Problem statement ▸ Go through the data below and gather each line containing "ἀλλὰ".

Dataset records ▸
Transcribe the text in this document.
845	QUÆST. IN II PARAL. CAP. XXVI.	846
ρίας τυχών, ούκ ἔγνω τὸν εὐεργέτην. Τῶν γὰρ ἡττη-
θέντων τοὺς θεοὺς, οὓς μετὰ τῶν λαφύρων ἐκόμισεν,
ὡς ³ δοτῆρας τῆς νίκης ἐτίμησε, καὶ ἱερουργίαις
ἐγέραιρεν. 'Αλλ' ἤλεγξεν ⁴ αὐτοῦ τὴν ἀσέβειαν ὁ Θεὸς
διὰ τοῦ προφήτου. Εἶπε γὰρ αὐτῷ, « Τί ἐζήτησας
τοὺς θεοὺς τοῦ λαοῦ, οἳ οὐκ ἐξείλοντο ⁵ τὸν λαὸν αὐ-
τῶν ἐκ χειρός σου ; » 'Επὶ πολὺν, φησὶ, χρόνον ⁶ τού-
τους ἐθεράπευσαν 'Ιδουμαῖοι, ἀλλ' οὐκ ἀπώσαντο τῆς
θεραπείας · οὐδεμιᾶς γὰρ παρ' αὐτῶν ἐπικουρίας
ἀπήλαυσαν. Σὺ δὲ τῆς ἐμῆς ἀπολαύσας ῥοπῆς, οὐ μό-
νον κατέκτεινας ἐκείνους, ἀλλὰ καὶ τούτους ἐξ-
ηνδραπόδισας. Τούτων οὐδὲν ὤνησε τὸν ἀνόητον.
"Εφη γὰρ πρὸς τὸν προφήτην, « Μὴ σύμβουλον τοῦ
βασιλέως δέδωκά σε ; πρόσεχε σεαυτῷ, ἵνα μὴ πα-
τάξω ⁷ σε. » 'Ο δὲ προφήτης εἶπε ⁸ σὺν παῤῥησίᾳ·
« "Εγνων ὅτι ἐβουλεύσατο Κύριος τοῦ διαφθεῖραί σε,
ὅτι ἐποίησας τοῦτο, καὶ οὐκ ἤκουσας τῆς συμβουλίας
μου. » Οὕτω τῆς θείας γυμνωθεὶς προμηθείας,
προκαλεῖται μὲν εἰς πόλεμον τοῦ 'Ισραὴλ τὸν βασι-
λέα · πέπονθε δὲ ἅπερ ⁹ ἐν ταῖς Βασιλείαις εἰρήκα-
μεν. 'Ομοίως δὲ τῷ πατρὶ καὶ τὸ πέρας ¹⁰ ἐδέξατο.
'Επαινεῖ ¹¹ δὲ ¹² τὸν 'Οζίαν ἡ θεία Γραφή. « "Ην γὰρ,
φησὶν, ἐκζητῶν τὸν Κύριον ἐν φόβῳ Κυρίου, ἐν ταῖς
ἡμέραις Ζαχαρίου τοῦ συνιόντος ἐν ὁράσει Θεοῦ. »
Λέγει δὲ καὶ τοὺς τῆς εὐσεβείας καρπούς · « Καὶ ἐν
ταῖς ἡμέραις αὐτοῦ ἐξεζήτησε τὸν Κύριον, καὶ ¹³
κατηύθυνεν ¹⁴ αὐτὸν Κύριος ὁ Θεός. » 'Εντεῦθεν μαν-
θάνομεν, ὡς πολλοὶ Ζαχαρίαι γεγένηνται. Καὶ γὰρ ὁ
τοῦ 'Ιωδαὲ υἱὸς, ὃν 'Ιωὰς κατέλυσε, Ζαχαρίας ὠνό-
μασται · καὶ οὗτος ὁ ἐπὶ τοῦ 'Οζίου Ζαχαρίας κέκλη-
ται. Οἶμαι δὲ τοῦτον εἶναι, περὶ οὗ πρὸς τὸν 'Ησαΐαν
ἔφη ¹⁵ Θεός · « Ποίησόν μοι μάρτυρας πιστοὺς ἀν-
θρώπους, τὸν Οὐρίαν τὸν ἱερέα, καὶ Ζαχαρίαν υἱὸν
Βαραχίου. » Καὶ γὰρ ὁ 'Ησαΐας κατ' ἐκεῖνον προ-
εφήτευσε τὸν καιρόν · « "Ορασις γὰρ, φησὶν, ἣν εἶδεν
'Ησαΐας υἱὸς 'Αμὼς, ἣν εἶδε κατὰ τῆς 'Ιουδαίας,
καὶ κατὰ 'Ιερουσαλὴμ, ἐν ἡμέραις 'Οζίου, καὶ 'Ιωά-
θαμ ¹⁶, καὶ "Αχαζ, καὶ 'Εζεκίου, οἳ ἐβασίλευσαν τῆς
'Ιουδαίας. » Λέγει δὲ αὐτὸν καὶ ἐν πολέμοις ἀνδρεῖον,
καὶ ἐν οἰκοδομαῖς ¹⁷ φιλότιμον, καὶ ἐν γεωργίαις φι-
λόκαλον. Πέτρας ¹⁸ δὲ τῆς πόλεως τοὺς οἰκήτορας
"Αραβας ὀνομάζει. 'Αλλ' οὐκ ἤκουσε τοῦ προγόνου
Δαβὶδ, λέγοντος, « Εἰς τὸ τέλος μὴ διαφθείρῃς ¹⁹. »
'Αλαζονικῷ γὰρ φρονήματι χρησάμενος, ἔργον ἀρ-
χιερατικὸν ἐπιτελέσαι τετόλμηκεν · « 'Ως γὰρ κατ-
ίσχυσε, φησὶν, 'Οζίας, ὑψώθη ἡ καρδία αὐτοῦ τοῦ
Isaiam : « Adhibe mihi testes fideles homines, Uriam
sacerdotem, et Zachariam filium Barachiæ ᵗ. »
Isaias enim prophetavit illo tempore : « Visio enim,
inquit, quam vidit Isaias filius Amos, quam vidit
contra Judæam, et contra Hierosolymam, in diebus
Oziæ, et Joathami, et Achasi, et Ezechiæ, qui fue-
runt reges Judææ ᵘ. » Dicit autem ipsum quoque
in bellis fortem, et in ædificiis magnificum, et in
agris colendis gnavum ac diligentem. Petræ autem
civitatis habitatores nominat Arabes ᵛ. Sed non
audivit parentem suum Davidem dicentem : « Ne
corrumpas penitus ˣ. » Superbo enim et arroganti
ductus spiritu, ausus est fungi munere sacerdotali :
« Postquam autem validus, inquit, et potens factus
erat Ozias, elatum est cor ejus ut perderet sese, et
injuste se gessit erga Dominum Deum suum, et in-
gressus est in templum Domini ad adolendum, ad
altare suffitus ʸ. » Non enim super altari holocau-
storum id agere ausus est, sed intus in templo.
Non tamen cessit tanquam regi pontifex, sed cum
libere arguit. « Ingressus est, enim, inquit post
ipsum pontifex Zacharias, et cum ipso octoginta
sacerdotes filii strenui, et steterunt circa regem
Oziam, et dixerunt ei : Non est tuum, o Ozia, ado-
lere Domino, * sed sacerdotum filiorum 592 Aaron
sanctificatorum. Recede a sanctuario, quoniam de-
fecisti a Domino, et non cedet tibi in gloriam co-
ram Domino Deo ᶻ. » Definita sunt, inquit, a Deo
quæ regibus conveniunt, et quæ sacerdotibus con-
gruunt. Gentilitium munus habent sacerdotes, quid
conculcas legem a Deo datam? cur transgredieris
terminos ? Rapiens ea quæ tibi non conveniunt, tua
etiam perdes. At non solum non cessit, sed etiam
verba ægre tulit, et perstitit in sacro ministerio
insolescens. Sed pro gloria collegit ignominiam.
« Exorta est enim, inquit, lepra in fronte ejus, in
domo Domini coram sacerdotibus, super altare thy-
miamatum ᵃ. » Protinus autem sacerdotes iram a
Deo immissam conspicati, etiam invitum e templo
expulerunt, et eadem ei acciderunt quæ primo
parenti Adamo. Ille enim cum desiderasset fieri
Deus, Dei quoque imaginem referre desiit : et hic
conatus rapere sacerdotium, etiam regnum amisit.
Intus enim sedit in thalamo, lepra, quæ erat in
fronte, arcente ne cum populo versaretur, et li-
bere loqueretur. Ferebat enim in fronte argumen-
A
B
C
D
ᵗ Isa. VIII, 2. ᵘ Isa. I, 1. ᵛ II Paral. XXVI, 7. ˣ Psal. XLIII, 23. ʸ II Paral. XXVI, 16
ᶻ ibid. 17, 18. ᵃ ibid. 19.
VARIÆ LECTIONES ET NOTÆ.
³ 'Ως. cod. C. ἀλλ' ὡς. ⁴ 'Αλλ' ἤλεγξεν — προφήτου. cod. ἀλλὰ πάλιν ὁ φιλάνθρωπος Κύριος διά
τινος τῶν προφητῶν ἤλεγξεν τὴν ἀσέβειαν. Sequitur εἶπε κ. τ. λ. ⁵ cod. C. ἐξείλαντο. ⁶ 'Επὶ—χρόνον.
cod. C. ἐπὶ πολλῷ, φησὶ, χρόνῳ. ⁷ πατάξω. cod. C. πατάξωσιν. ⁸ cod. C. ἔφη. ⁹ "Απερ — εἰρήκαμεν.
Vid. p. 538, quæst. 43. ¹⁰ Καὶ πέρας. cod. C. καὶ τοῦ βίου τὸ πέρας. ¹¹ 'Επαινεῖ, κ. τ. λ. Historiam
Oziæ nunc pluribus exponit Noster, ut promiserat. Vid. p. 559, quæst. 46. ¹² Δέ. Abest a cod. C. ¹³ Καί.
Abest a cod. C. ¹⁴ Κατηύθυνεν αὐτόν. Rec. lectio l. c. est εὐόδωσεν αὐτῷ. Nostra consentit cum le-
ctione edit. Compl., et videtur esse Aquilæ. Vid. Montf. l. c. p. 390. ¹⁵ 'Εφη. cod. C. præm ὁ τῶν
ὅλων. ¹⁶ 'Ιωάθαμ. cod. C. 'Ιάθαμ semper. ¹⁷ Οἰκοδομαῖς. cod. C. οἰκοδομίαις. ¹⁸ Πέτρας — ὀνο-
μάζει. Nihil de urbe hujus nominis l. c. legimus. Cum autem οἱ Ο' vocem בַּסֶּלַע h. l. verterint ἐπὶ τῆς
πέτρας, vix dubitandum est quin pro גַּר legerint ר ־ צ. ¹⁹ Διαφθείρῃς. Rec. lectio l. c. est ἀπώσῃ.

Solution for this task ▸
νον κατέκτεινας ἐκείνους, ἀλλὰ καὶ τούτους ἐξ-
³ 'Ως. cod. C. ἀλλ' ὡς. ⁴ 'Αλλ' ἤλεγξεν — προφήτου. cod. ἀλλὰ πάλιν ὁ φιλάνθρωπος Κύριος διά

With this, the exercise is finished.